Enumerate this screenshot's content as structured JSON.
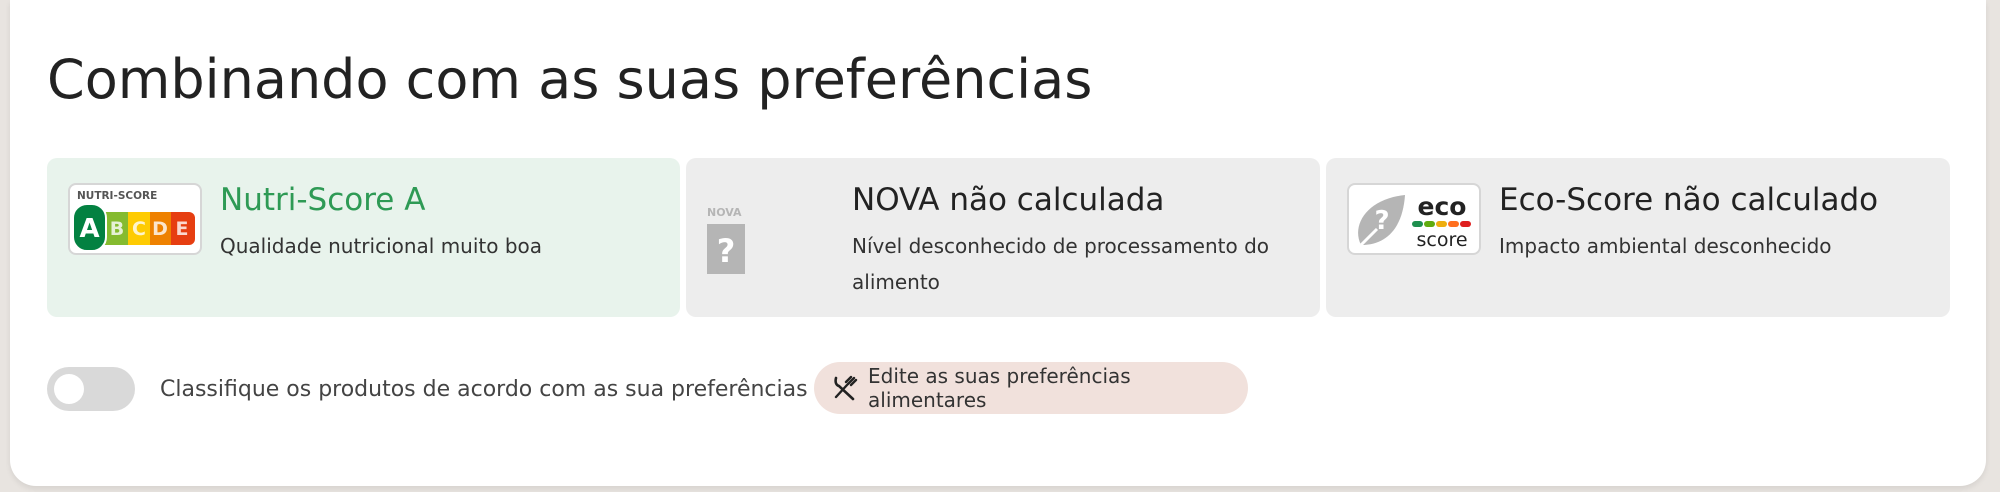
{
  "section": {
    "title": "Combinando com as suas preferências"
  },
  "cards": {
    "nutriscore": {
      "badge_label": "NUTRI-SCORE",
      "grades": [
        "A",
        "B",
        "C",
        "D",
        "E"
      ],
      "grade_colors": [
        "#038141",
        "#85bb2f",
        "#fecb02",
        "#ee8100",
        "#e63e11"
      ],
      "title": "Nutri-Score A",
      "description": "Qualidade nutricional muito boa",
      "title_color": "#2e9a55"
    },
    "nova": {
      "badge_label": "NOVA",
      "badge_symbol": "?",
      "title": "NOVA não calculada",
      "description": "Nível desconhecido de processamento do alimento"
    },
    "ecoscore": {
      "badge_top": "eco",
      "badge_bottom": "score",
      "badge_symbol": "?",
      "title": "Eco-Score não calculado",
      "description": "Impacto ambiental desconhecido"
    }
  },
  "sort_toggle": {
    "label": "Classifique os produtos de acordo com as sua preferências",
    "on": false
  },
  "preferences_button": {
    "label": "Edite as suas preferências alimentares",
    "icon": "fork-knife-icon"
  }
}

* * *

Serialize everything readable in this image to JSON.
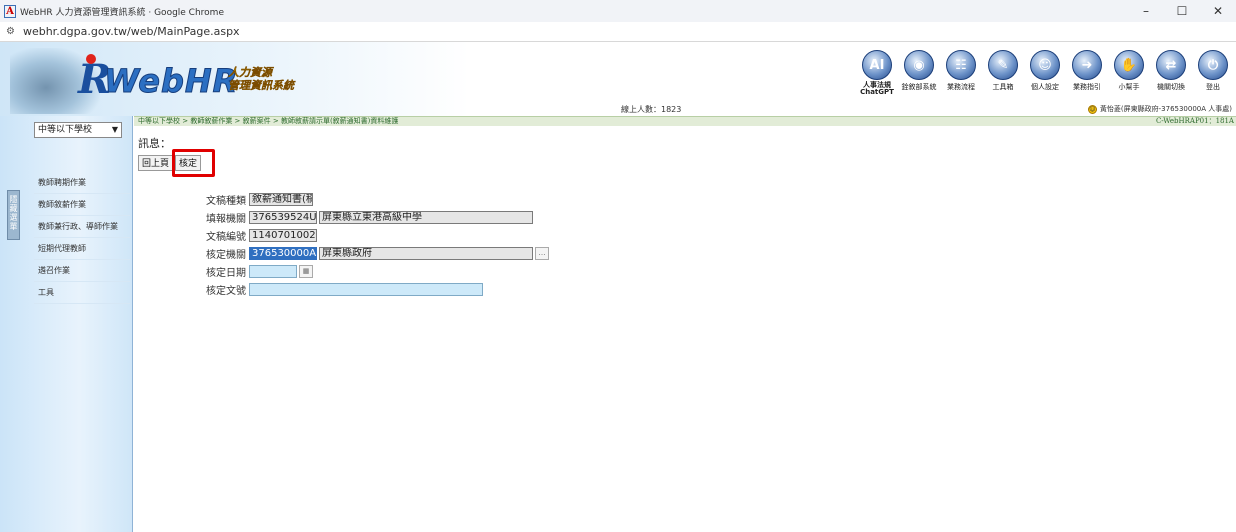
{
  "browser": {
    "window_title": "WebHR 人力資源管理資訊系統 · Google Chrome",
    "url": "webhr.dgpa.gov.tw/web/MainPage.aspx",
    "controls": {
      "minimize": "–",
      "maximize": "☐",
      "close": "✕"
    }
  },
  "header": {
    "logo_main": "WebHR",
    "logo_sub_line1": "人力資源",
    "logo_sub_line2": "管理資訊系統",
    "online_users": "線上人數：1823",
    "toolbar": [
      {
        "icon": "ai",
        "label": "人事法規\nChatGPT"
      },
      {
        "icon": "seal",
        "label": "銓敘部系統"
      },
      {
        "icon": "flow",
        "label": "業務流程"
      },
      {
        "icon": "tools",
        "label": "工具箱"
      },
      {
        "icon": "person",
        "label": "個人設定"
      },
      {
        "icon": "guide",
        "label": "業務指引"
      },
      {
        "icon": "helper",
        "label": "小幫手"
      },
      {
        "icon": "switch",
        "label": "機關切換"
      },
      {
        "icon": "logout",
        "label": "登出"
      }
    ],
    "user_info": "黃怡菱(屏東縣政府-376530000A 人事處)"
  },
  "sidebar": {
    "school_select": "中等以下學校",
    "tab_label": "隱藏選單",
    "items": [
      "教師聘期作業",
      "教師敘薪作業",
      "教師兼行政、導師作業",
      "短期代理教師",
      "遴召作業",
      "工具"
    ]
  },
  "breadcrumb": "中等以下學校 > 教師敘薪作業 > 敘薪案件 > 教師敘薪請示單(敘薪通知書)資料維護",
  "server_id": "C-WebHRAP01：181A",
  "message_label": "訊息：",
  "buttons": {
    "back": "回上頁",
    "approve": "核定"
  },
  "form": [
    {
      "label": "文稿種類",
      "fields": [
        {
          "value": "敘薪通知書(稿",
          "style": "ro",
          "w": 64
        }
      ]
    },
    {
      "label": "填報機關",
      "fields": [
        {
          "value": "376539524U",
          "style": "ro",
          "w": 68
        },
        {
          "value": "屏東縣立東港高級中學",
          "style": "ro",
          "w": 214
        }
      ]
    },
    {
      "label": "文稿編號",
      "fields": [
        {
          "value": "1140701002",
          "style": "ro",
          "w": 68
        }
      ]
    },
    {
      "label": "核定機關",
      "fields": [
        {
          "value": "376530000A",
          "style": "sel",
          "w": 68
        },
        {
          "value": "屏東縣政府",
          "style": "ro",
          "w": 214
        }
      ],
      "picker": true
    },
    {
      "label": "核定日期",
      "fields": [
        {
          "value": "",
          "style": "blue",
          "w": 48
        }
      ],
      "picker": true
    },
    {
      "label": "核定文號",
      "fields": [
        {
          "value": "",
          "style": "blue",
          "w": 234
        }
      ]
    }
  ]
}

...

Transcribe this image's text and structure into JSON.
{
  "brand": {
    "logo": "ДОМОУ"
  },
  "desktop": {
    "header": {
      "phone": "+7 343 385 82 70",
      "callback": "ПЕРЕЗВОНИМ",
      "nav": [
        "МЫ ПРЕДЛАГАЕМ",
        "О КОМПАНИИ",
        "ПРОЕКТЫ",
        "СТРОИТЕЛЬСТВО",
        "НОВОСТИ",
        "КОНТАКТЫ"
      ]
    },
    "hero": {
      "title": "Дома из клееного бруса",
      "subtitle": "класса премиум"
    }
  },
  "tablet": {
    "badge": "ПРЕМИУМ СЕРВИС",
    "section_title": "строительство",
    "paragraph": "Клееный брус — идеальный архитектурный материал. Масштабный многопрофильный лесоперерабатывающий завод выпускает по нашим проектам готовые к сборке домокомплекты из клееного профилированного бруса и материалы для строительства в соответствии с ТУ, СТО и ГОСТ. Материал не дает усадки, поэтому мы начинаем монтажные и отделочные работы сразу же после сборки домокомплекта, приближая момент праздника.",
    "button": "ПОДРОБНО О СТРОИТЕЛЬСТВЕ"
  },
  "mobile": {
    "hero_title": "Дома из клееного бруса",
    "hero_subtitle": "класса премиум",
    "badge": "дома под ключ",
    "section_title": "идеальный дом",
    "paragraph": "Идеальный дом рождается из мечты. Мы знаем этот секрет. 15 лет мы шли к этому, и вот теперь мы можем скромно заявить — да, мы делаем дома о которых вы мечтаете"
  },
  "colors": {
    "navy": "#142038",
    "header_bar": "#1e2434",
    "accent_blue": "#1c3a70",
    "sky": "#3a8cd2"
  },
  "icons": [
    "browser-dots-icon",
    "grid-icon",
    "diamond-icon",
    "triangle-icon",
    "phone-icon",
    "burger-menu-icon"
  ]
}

## [Exercise details]
Pick out every line above that contains the word "preferências" and copy it.

## [Exercise answer]
    "title": "Combinando com as suas preferências"
    "label": "Classifique os produtos de acordo com as sua preferências",
    "label": "Edite as suas preferências alimentares",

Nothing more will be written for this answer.